Stated exercise: Print all of the lines exactly. Any picture among them stays out.

--------------------

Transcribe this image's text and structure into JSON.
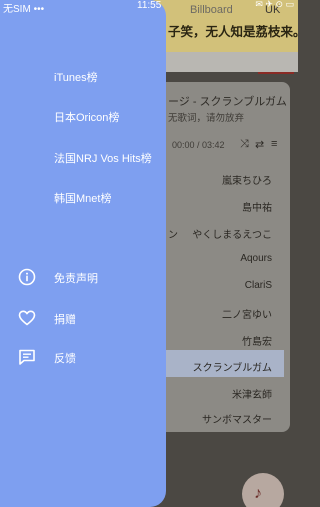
{
  "status_bar": {
    "carrier": "无SIM",
    "signal_dots": "•••",
    "time": "11:55",
    "right_icons": "✉ ✈ ⊙ ▭"
  },
  "background": {
    "banner_text": "子笑，无人知是荔枝来。",
    "tabs": [
      "Billboard",
      "UK"
    ],
    "now_playing_title": "ージ - スクランブルガム",
    "now_playing_sub": "无歌词，请勿放弃",
    "time": "00:00 / 03:42",
    "controls": [
      "⤨",
      "⇄",
      "≡"
    ],
    "artists": [
      "嵐束ちひろ",
      "島中祐",
      "やくしまるえつこ",
      "Aqours",
      "ClariS",
      "二ノ宮ゆい",
      "竹島宏",
      "スクランブルガム",
      "米津玄師",
      "サンボマスター"
    ],
    "left_fragment": "ン",
    "fab_icon": "♪"
  },
  "drawer": {
    "charts": [
      "iTunes榜",
      "日本Oricon榜",
      "法国NRJ Vos Hits榜",
      "韩国Mnet榜"
    ],
    "menu": [
      {
        "label": "免责声明",
        "icon": "info-icon"
      },
      {
        "label": "捐赠",
        "icon": "heart-icon"
      },
      {
        "label": "反馈",
        "icon": "feedback-icon"
      }
    ]
  }
}
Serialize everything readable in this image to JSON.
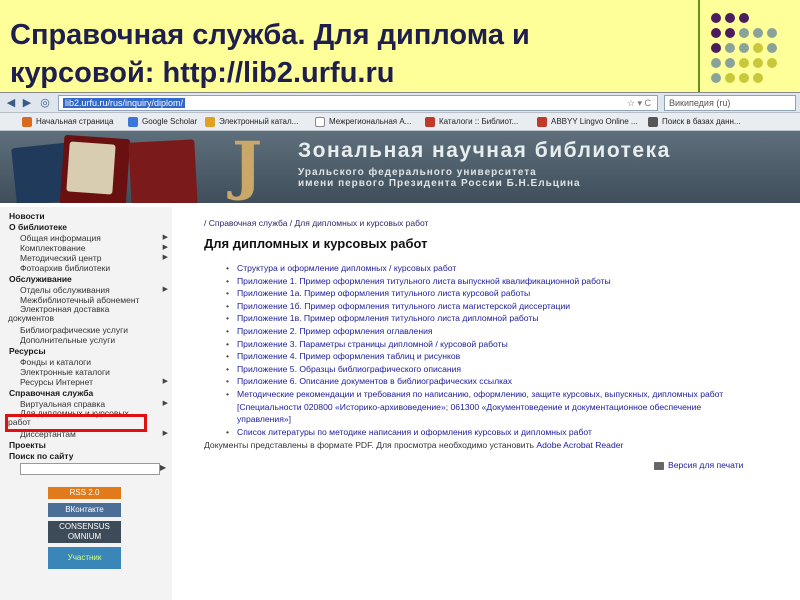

--------------------

Finished answer:
Transcribe this image's text and structure into JSON.
{
  "status_bar": {
    "carrier": "无SIM",
    "signal_dots": "•••",
    "time": "11:55",
    "right_icons": "✉ ✈ ⊙ ▭"
  },
  "background": {
    "banner_text": "子笑，无人知是荔枝来。",
    "tabs": [
      "Billboard",
      "UK"
    ],
    "now_playing_title": "ージ - スクランブルガム",
    "now_playing_sub": "无歌词，请勿放弃",
    "time": "00:00 / 03:42",
    "controls": [
      "⤨",
      "⇄",
      "≡"
    ],
    "artists": [
      "嵐束ちひろ",
      "島中祐",
      "やくしまるえつこ",
      "Aqours",
      "ClariS",
      "二ノ宮ゆい",
      "竹島宏",
      "スクランブルガム",
      "米津玄師",
      "サンボマスター"
    ],
    "left_fragment": "ン",
    "fab_icon": "♪"
  },
  "drawer": {
    "charts": [
      "iTunes榜",
      "日本Oricon榜",
      "法国NRJ Vos Hits榜",
      "韩国Mnet榜"
    ],
    "menu": [
      {
        "label": "免责声明",
        "icon": "info-icon"
      },
      {
        "label": "捐赠",
        "icon": "heart-icon"
      },
      {
        "label": "反馈",
        "icon": "feedback-icon"
      }
    ]
  }
}
Serialize everything readable in this image to JSON.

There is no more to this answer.